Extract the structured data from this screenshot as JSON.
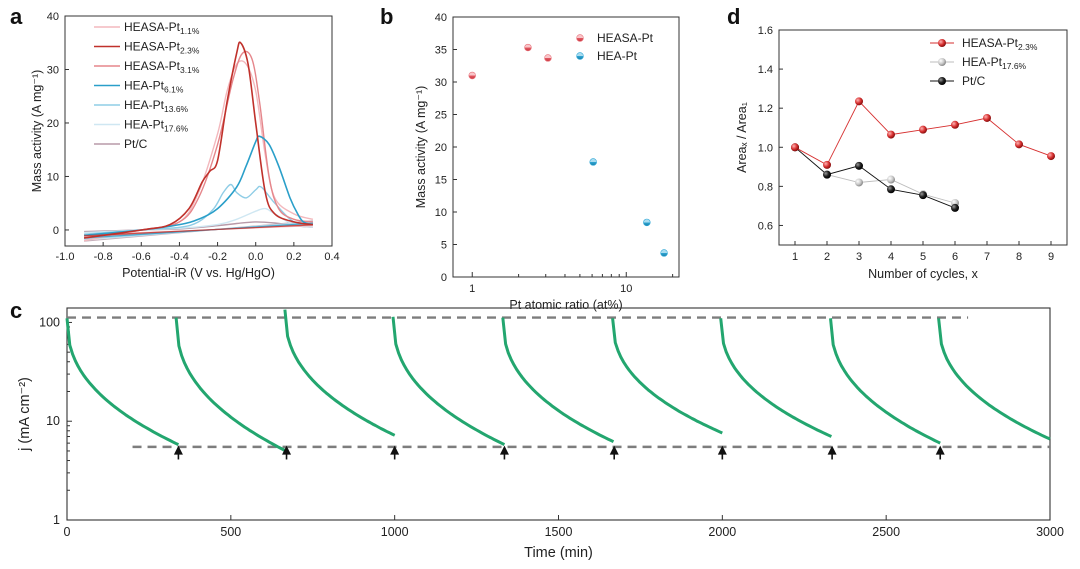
{
  "chart_data": [
    {
      "panel": "a",
      "type": "line",
      "xlabel": "Potential-iR (V vs. Hg/HgO)",
      "ylabel": "Mass activity (A mg⁻¹)",
      "xlim": [
        -1.0,
        0.4
      ],
      "ylim": [
        -3,
        40
      ],
      "xticks": [
        "-1.0",
        "-0.8",
        "-0.6",
        "-0.4",
        "-0.2",
        "0.0",
        "0.2",
        "0.4"
      ],
      "yticks": [
        "0",
        "10",
        "20",
        "30",
        "40"
      ],
      "legend_position": "top-left",
      "series": [
        {
          "name": "HEASA-Pt",
          "sub": "1.1%",
          "color": "#f3b8bd",
          "x": [
            -0.9,
            -0.6,
            -0.4,
            -0.3,
            -0.2,
            -0.15,
            -0.1,
            -0.05,
            0.0,
            0.05,
            0.1,
            0.2,
            0.3
          ],
          "y": [
            -2,
            0,
            1.5,
            7,
            18,
            26,
            31,
            31,
            26,
            14,
            6,
            3,
            2
          ]
        },
        {
          "name": "HEASA-Pt",
          "sub": "2.3%",
          "color": "#c0312b",
          "x": [
            -0.9,
            -0.6,
            -0.45,
            -0.35,
            -0.28,
            -0.24,
            -0.2,
            -0.15,
            -0.1,
            -0.08,
            -0.04,
            0.0,
            0.05,
            0.1,
            0.2,
            0.3
          ],
          "y": [
            -1.5,
            0,
            1,
            4,
            9,
            11,
            13,
            24,
            33,
            35,
            31,
            20,
            7,
            3,
            1.5,
            1
          ]
        },
        {
          "name": "HEASA-Pt",
          "sub": "3.1%",
          "color": "#e5868b",
          "x": [
            -0.9,
            -0.6,
            -0.4,
            -0.3,
            -0.2,
            -0.12,
            -0.07,
            -0.02,
            0.02,
            0.07,
            0.12,
            0.2,
            0.3
          ],
          "y": [
            -1.5,
            0,
            1.5,
            6,
            16,
            28,
            33,
            32,
            24,
            10,
            4,
            2,
            1.5
          ]
        },
        {
          "name": "HEA-Pt",
          "sub": "6.1%",
          "color": "#2a9fc9",
          "x": [
            -0.9,
            -0.6,
            -0.4,
            -0.3,
            -0.2,
            -0.1,
            -0.05,
            0.0,
            0.02,
            0.07,
            0.12,
            0.18,
            0.22,
            0.25,
            0.3
          ],
          "y": [
            -1,
            0,
            1,
            2,
            4,
            8,
            12,
            16.5,
            17.5,
            16,
            12,
            6,
            3,
            1.5,
            1
          ]
        },
        {
          "name": "HEA-Pt",
          "sub": "13.6%",
          "color": "#8fcde6",
          "x": [
            -0.9,
            -0.6,
            -0.4,
            -0.3,
            -0.22,
            -0.17,
            -0.13,
            -0.1,
            -0.05,
            0.0,
            0.03,
            0.1,
            0.2,
            0.3
          ],
          "y": [
            -0.8,
            0,
            0.5,
            1.5,
            4,
            7,
            8.5,
            7,
            6,
            7.5,
            8,
            5,
            1.5,
            1
          ]
        },
        {
          "name": "HEA-Pt",
          "sub": "17.6%",
          "color": "#cfe7f2",
          "x": [
            -0.9,
            -0.6,
            -0.4,
            -0.2,
            -0.1,
            0.0,
            0.05,
            0.1,
            0.2,
            0.3
          ],
          "y": [
            -0.5,
            0,
            0.3,
            1,
            2,
            3.5,
            4,
            3,
            1,
            0.5
          ]
        },
        {
          "name": "Pt/C",
          "sub": "",
          "color": "#b89aa8",
          "x": [
            -0.9,
            -0.6,
            -0.4,
            -0.2,
            -0.1,
            0.0,
            0.1,
            0.2,
            0.3
          ],
          "y": [
            -0.3,
            0,
            0.2,
            0.8,
            1.2,
            1.5,
            1.3,
            0.8,
            0.5
          ]
        }
      ]
    },
    {
      "panel": "b",
      "type": "scatter",
      "xlabel": "Pt atomic ratio (at%)",
      "ylabel": "Mass activity (A mg⁻¹)",
      "x_scale": "log",
      "xlim": [
        0.75,
        22
      ],
      "ylim": [
        0,
        40
      ],
      "xticks": [
        "1",
        "10"
      ],
      "yticks": [
        "0",
        "5",
        "10",
        "15",
        "20",
        "25",
        "30",
        "35",
        "40"
      ],
      "legend_position": "top-right",
      "series": [
        {
          "name": "HEASA-Pt",
          "color": "#e8747c",
          "x": [
            1.0,
            2.3,
            3.1
          ],
          "y": [
            31,
            35.3,
            33.7
          ]
        },
        {
          "name": "HEA-Pt",
          "color": "#2fa7d6",
          "x": [
            6.1,
            13.6,
            17.6
          ],
          "y": [
            17.7,
            8.4,
            3.7
          ]
        }
      ]
    },
    {
      "panel": "d",
      "type": "line",
      "xlabel": "Number of cycles, x",
      "ylabel": "Areaₓ / Area₁",
      "xlim": [
        0.5,
        9.5
      ],
      "ylim": [
        0.5,
        1.6
      ],
      "xticks": [
        "1",
        "2",
        "3",
        "4",
        "5",
        "6",
        "7",
        "8",
        "9"
      ],
      "yticks": [
        "0.6",
        "0.8",
        "1.0",
        "1.2",
        "1.4",
        "1.6"
      ],
      "legend_position": "top-right",
      "series": [
        {
          "name": "HEASA-Pt",
          "sub": "2.3%",
          "color": "#d62f2f",
          "x": [
            1,
            2,
            3,
            4,
            5,
            6,
            7,
            8,
            9
          ],
          "y": [
            1.0,
            0.91,
            1.235,
            1.065,
            1.09,
            1.115,
            1.15,
            1.015,
            0.955
          ]
        },
        {
          "name": "HEA-Pt",
          "sub": "17.6%",
          "color": "#bdbdbd",
          "x": [
            1,
            2,
            3,
            4,
            5,
            6
          ],
          "y": [
            1.0,
            0.86,
            0.82,
            0.835,
            0.76,
            0.715
          ]
        },
        {
          "name": "Pt/C",
          "sub": "",
          "color": "#111111",
          "x": [
            1,
            2,
            3,
            4,
            5,
            6
          ],
          "y": [
            1.0,
            0.86,
            0.905,
            0.785,
            0.755,
            0.69
          ]
        }
      ]
    },
    {
      "panel": "c",
      "type": "line",
      "xlabel": "Time (min)",
      "ylabel": "j (mA cm⁻²)",
      "y_scale": "log",
      "xlim": [
        0,
        3000
      ],
      "ylim": [
        1,
        140
      ],
      "xticks": [
        "0",
        "500",
        "1000",
        "1500",
        "2000",
        "2500",
        "3000"
      ],
      "yticks": [
        "1",
        "10",
        "100"
      ],
      "color": "#23a66f",
      "segments": [
        {
          "start": 0,
          "end": 340,
          "j_start": 110,
          "j_end": 5.8
        },
        {
          "start": 333,
          "end": 668,
          "j_start": 112,
          "j_end": 5.0
        },
        {
          "start": 665,
          "end": 1000,
          "j_start": 135,
          "j_end": 7.2
        },
        {
          "start": 995,
          "end": 1335,
          "j_start": 114,
          "j_end": 5.8
        },
        {
          "start": 1330,
          "end": 1668,
          "j_start": 112,
          "j_end": 6.2
        },
        {
          "start": 1665,
          "end": 2000,
          "j_start": 110,
          "j_end": 7.6
        },
        {
          "start": 1995,
          "end": 2333,
          "j_start": 110,
          "j_end": 7.0
        },
        {
          "start": 2330,
          "end": 2665,
          "j_start": 110,
          "j_end": 6.0
        },
        {
          "start": 2660,
          "end": 3000,
          "j_start": 110,
          "j_end": 6.6
        }
      ],
      "reference_lines": [
        {
          "y": 112,
          "x_from": 0,
          "x_to": 2750
        },
        {
          "y": 5.5,
          "x_from": 200,
          "x_to": 3000
        }
      ],
      "arrows_x": [
        340,
        670,
        1000,
        1335,
        1670,
        2000,
        2335,
        2665
      ]
    }
  ]
}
○ ○ ○
Gather from the records above every line containing the string "xlabel".

      "xlabel": "Potential-iR (V vs. Hg/HgO)",
      "xlabel": "Pt atomic ratio (at%)",
      "xlabel": "Number of cycles, x",
      "xlabel": "Time (min)",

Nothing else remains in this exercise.